| Record list |
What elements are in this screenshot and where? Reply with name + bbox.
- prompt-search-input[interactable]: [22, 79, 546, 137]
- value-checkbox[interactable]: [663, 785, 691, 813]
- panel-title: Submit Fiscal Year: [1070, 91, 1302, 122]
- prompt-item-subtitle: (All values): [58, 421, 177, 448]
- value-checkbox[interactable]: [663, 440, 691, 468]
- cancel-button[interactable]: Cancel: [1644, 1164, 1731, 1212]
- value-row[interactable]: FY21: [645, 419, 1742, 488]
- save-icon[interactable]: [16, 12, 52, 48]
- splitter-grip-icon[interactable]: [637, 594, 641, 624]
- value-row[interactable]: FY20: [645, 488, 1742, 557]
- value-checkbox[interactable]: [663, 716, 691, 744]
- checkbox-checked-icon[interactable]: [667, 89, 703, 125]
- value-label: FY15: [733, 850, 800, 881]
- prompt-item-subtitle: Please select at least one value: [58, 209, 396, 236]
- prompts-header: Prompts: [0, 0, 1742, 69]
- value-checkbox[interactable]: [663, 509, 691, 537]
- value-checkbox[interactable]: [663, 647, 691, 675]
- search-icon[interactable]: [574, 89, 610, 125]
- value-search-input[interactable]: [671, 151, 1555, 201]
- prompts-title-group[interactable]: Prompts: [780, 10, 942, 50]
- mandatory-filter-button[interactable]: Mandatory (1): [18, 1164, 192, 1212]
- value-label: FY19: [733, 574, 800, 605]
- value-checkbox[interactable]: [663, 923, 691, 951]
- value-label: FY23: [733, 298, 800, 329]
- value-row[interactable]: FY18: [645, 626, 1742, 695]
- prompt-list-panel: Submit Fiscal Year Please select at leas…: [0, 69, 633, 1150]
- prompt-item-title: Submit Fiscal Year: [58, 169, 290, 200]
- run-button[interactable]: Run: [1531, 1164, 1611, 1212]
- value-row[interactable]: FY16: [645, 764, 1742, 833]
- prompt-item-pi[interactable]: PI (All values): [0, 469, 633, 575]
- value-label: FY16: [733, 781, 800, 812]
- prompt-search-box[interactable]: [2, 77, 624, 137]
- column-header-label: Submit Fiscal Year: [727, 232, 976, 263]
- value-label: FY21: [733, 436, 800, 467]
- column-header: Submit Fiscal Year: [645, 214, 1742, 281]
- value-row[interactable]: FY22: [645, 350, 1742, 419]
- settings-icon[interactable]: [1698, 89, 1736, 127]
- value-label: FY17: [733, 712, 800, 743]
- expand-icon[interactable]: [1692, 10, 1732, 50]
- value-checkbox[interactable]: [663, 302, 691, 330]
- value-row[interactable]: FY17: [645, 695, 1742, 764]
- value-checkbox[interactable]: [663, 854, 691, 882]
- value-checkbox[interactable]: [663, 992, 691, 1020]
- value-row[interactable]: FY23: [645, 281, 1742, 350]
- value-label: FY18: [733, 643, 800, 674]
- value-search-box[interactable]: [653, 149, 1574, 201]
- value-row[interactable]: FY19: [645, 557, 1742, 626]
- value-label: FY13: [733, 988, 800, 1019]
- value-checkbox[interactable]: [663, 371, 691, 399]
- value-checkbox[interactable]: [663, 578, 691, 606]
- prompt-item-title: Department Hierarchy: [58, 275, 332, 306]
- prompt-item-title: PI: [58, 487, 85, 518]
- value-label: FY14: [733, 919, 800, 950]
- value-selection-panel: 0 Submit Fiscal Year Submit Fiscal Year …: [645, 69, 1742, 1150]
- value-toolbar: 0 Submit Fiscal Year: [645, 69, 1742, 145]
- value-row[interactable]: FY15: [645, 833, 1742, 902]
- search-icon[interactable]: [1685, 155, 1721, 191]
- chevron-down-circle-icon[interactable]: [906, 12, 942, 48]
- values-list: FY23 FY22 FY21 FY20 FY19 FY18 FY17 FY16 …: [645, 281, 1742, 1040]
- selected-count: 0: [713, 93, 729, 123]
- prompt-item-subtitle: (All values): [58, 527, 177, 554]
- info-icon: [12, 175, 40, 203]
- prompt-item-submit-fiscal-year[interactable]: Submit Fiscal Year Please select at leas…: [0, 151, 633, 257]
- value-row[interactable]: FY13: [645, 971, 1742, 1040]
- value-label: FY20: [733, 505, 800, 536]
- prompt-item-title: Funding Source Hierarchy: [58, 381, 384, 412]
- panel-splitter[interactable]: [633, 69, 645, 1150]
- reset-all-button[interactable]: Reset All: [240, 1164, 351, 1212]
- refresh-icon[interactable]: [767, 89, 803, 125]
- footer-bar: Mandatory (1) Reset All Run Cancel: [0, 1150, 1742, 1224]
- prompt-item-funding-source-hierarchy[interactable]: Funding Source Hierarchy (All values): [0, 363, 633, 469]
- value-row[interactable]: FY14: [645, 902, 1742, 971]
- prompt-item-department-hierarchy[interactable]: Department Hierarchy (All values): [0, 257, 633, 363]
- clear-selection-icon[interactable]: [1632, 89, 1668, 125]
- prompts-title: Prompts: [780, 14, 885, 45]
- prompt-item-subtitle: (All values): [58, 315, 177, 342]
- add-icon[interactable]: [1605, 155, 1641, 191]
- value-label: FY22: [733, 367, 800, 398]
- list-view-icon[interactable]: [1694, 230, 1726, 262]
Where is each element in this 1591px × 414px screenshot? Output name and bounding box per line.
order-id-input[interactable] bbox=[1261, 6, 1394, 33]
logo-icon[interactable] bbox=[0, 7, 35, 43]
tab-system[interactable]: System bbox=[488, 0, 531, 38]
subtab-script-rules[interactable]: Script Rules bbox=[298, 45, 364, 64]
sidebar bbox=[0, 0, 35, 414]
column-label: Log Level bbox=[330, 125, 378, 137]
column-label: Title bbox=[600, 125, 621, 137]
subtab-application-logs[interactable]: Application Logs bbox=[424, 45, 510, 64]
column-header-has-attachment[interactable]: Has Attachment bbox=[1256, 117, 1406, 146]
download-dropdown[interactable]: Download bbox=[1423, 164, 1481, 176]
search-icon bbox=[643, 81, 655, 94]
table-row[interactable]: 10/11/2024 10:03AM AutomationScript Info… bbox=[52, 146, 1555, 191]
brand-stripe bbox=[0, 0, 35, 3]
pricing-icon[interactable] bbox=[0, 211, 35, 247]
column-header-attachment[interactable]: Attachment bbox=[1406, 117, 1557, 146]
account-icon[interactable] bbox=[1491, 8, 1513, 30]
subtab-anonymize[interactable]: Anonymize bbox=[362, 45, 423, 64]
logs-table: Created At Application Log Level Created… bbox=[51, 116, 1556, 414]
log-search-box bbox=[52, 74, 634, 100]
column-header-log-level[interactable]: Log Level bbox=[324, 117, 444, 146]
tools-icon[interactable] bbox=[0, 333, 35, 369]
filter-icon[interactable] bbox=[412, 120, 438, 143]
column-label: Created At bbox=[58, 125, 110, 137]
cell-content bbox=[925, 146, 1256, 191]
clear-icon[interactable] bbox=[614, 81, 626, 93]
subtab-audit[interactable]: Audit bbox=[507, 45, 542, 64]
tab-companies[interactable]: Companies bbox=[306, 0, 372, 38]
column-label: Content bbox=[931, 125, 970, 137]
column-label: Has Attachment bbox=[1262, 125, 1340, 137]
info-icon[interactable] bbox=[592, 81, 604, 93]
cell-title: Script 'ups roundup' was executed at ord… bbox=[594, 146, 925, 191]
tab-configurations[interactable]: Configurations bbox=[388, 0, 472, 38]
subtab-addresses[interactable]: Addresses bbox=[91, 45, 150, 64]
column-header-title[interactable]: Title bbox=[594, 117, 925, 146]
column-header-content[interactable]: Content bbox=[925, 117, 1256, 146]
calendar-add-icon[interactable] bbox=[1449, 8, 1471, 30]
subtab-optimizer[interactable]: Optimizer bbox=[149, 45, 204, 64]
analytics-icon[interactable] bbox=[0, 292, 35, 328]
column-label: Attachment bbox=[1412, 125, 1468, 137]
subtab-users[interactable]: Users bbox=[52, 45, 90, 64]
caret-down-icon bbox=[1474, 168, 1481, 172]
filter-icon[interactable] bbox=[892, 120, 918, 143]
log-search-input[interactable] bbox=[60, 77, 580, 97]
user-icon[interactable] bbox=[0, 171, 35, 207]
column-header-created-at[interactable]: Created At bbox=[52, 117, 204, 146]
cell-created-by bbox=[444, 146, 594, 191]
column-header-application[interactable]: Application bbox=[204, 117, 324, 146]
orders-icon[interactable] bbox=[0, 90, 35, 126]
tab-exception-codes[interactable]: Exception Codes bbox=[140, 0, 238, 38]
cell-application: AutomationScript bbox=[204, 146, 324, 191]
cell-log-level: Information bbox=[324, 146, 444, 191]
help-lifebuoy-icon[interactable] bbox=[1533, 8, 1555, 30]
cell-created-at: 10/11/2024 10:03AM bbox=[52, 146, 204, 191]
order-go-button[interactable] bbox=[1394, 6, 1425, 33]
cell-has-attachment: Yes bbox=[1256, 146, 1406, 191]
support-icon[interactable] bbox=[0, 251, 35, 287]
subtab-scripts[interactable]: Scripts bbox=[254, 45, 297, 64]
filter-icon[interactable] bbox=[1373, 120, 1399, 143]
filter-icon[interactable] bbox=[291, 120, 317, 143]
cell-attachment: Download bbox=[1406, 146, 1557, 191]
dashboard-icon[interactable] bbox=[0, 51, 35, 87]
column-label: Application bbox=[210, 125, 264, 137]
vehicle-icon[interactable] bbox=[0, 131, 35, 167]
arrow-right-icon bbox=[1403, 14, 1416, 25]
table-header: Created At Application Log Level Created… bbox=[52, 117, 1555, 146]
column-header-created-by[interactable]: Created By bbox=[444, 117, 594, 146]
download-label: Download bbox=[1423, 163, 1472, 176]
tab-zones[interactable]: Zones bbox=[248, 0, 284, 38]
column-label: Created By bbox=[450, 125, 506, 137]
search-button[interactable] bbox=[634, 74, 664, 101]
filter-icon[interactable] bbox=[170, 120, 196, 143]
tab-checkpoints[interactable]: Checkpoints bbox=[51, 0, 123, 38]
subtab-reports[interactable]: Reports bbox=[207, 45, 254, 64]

| What you will do |
Give the listing, from its first line through the line containing "- value-checkbox[interactable]: [663, 716, 691, 744]", as a Markdown table with the columns Row and Line. Number each row and leave out blank lines.

| Result of the exercise |
| Row | Line |
|---|---|
| 1 | What elements are in this screenshot and where? Reply with name + bbox. |
| 2 | - prompt-search-input[interactable]: [22, 79, 546, 137] |
| 3 | - value-checkbox[interactable]: [663, 785, 691, 813] |
| 4 | - panel-title: Submit Fiscal Year: [1070, 91, 1302, 122] |
| 5 | - prompt-item-subtitle: (All values): [58, 421, 177, 448] |
| 6 | - value-checkbox[interactable]: [663, 440, 691, 468] |
| 7 | - cancel-button[interactable]: Cancel: [1644, 1164, 1731, 1212] |
| 8 | - value-row[interactable]: FY21: [645, 419, 1742, 488] |
| 9 | - save-icon[interactable]: [16, 12, 52, 48] |
| 10 | - splitter-grip-icon[interactable]: [637, 594, 641, 624] |
| 11 | - value-row[interactable]: FY20: [645, 488, 1742, 557] |
| 12 | - value-checkbox[interactable]: [663, 716, 691, 744] |